>> begin

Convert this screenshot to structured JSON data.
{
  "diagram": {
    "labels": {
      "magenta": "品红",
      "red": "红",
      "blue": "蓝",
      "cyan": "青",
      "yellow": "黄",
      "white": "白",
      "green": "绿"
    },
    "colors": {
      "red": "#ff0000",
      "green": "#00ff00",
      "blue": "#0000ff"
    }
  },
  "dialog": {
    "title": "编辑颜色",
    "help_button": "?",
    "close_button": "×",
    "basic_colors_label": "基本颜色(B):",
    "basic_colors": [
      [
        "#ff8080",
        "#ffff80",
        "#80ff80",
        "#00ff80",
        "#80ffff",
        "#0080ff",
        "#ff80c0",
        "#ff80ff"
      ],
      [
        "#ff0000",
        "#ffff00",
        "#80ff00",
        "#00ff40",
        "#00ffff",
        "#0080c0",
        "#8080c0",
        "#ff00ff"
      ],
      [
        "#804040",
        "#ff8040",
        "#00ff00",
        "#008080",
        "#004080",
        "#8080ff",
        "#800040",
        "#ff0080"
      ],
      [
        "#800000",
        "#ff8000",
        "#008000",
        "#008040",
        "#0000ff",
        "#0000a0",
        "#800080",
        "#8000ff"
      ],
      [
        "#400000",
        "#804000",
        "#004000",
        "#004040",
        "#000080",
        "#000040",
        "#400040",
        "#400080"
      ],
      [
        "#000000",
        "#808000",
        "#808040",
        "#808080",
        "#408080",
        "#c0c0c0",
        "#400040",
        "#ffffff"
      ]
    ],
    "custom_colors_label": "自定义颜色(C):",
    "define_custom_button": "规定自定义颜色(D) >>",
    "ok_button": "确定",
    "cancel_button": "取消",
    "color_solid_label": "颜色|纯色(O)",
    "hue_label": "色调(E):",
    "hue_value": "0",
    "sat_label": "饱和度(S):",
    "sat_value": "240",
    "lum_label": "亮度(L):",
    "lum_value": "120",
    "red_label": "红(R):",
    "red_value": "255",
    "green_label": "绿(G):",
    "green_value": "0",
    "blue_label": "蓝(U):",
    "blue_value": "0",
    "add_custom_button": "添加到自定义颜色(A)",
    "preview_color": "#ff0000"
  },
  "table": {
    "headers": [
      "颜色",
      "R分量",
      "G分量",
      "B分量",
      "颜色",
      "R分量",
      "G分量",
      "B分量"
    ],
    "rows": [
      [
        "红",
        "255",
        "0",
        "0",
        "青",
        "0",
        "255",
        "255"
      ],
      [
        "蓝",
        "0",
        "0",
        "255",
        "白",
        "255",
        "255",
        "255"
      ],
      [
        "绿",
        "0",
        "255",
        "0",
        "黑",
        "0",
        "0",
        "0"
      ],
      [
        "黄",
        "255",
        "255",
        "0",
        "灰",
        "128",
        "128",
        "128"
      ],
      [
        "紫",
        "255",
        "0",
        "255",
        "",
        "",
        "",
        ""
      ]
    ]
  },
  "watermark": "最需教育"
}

>> end

Reproduce all of the material above word for word.

## ANSWER IN FULL:
Convert this screenshot to structured JSON data.
{
  "diagram": {
    "labels": {
      "magenta": "品红",
      "red": "红",
      "blue": "蓝",
      "cyan": "青",
      "yellow": "黄",
      "white": "白",
      "green": "绿"
    },
    "colors": {
      "red": "#ff0000",
      "green": "#00ff00",
      "blue": "#0000ff"
    }
  },
  "dialog": {
    "title": "编辑颜色",
    "help_button": "?",
    "close_button": "×",
    "basic_colors_label": "基本颜色(B):",
    "basic_colors": [
      [
        "#ff8080",
        "#ffff80",
        "#80ff80",
        "#00ff80",
        "#80ffff",
        "#0080ff",
        "#ff80c0",
        "#ff80ff"
      ],
      [
        "#ff0000",
        "#ffff00",
        "#80ff00",
        "#00ff40",
        "#00ffff",
        "#0080c0",
        "#8080c0",
        "#ff00ff"
      ],
      [
        "#804040",
        "#ff8040",
        "#00ff00",
        "#008080",
        "#004080",
        "#8080ff",
        "#800040",
        "#ff0080"
      ],
      [
        "#800000",
        "#ff8000",
        "#008000",
        "#008040",
        "#0000ff",
        "#0000a0",
        "#800080",
        "#8000ff"
      ],
      [
        "#400000",
        "#804000",
        "#004000",
        "#004040",
        "#000080",
        "#000040",
        "#400040",
        "#400080"
      ],
      [
        "#000000",
        "#808000",
        "#808040",
        "#808080",
        "#408080",
        "#c0c0c0",
        "#400040",
        "#ffffff"
      ]
    ],
    "custom_colors_label": "自定义颜色(C):",
    "define_custom_button": "规定自定义颜色(D) >>",
    "ok_button": "确定",
    "cancel_button": "取消",
    "color_solid_label": "颜色|纯色(O)",
    "hue_label": "色调(E):",
    "hue_value": "0",
    "sat_label": "饱和度(S):",
    "sat_value": "240",
    "lum_label": "亮度(L):",
    "lum_value": "120",
    "red_label": "红(R):",
    "red_value": "255",
    "green_label": "绿(G):",
    "green_value": "0",
    "blue_label": "蓝(U):",
    "blue_value": "0",
    "add_custom_button": "添加到自定义颜色(A)",
    "preview_color": "#ff0000"
  },
  "table": {
    "headers": [
      "颜色",
      "R分量",
      "G分量",
      "B分量",
      "颜色",
      "R分量",
      "G分量",
      "B分量"
    ],
    "rows": [
      [
        "红",
        "255",
        "0",
        "0",
        "青",
        "0",
        "255",
        "255"
      ],
      [
        "蓝",
        "0",
        "0",
        "255",
        "白",
        "255",
        "255",
        "255"
      ],
      [
        "绿",
        "0",
        "255",
        "0",
        "黑",
        "0",
        "0",
        "0"
      ],
      [
        "黄",
        "255",
        "255",
        "0",
        "灰",
        "128",
        "128",
        "128"
      ],
      [
        "紫",
        "255",
        "0",
        "255",
        "",
        "",
        "",
        ""
      ]
    ]
  },
  "watermark": "最需教育"
}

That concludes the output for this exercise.